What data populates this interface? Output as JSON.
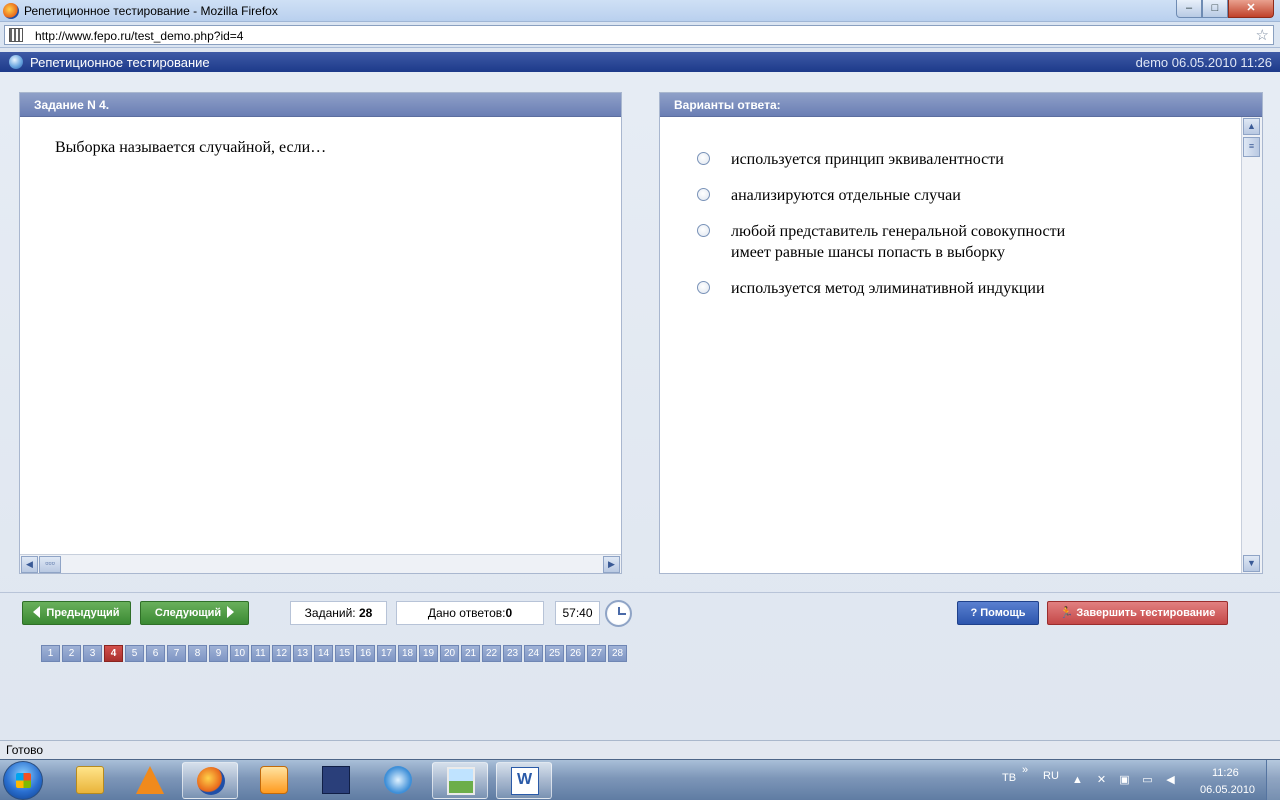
{
  "window": {
    "title": "Репетиционное тестирование - Mozilla Firefox",
    "min_label": "–",
    "max_label": "□",
    "close_label": "✕"
  },
  "browser": {
    "url": "http://www.fepo.ru/test_demo.php?id=4",
    "status": "Готово"
  },
  "app": {
    "title": "Репетиционное тестирование",
    "user_info": "demo 06.05.2010 11:26"
  },
  "task": {
    "header": "Задание N 4.",
    "question": "Выборка называется случайной, если…"
  },
  "answers": {
    "header": "Варианты ответа:",
    "options": [
      {
        "text": "используется принцип эквивалентности"
      },
      {
        "text": "анализируются отдельные случаи"
      },
      {
        "line1": "любой представитель генеральной совокупности",
        "line2": "имеет равные шансы попасть в выборку"
      },
      {
        "text": "используется метод элиминативной индукции"
      }
    ]
  },
  "nav": {
    "prev_label": "Предыдущий",
    "next_label": "Следующий",
    "tasks_label": "Заданий: ",
    "tasks_count": "28",
    "answers_label": "Дано ответов:",
    "answers_count": "0",
    "timer": "57:40",
    "help_label": "Помощь",
    "help_icon": "?",
    "finish_label": "Завершить тестирование"
  },
  "pages": {
    "current": 4,
    "items": [
      "1",
      "2",
      "3",
      "4",
      "5",
      "6",
      "7",
      "8",
      "9",
      "10",
      "11",
      "12",
      "13",
      "14",
      "15",
      "16",
      "17",
      "18",
      "19",
      "20",
      "21",
      "22",
      "23",
      "24",
      "25",
      "26",
      "27",
      "28"
    ]
  },
  "taskbar": {
    "lang_tv": "ТВ",
    "lang_ru": "RU",
    "time": "11:26",
    "date": "06.05.2010",
    "apps": [
      "explorer",
      "vlc",
      "firefox",
      "media-player",
      "save",
      "itunes",
      "picture-viewer",
      "word"
    ]
  },
  "colors": {
    "header_blue": "#1d3a8a",
    "panel_head": "#6a7eb4",
    "nav_green": "#3b8a33",
    "help_blue": "#2c55ad",
    "finish_red": "#c44848",
    "page_current": "#a9302c"
  }
}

——————————

- _Task instructions_: Copy the records above exactly. The pictures are not part of the copy.

- _Answer for this exercise_:
What data populates this interface? Output as JSON.
{
  "window": {
    "title": "Репетиционное тестирование - Mozilla Firefox",
    "min_label": "–",
    "max_label": "□",
    "close_label": "✕"
  },
  "browser": {
    "url": "http://www.fepo.ru/test_demo.php?id=4",
    "status": "Готово"
  },
  "app": {
    "title": "Репетиционное тестирование",
    "user_info": "demo 06.05.2010 11:26"
  },
  "task": {
    "header": "Задание N 4.",
    "question": "Выборка называется случайной, если…"
  },
  "answers": {
    "header": "Варианты ответа:",
    "options": [
      {
        "text": "используется принцип эквивалентности"
      },
      {
        "text": "анализируются отдельные случаи"
      },
      {
        "line1": "любой представитель генеральной совокупности",
        "line2": "имеет равные шансы попасть в выборку"
      },
      {
        "text": "используется метод элиминативной индукции"
      }
    ]
  },
  "nav": {
    "prev_label": "Предыдущий",
    "next_label": "Следующий",
    "tasks_label": "Заданий: ",
    "tasks_count": "28",
    "answers_label": "Дано ответов:",
    "answers_count": "0",
    "timer": "57:40",
    "help_label": "Помощь",
    "help_icon": "?",
    "finish_label": "Завершить тестирование"
  },
  "pages": {
    "current": 4,
    "items": [
      "1",
      "2",
      "3",
      "4",
      "5",
      "6",
      "7",
      "8",
      "9",
      "10",
      "11",
      "12",
      "13",
      "14",
      "15",
      "16",
      "17",
      "18",
      "19",
      "20",
      "21",
      "22",
      "23",
      "24",
      "25",
      "26",
      "27",
      "28"
    ]
  },
  "taskbar": {
    "lang_tv": "ТВ",
    "lang_ru": "RU",
    "time": "11:26",
    "date": "06.05.2010",
    "apps": [
      "explorer",
      "vlc",
      "firefox",
      "media-player",
      "save",
      "itunes",
      "picture-viewer",
      "word"
    ]
  },
  "colors": {
    "header_blue": "#1d3a8a",
    "panel_head": "#6a7eb4",
    "nav_green": "#3b8a33",
    "help_blue": "#2c55ad",
    "finish_red": "#c44848",
    "page_current": "#a9302c"
  }
}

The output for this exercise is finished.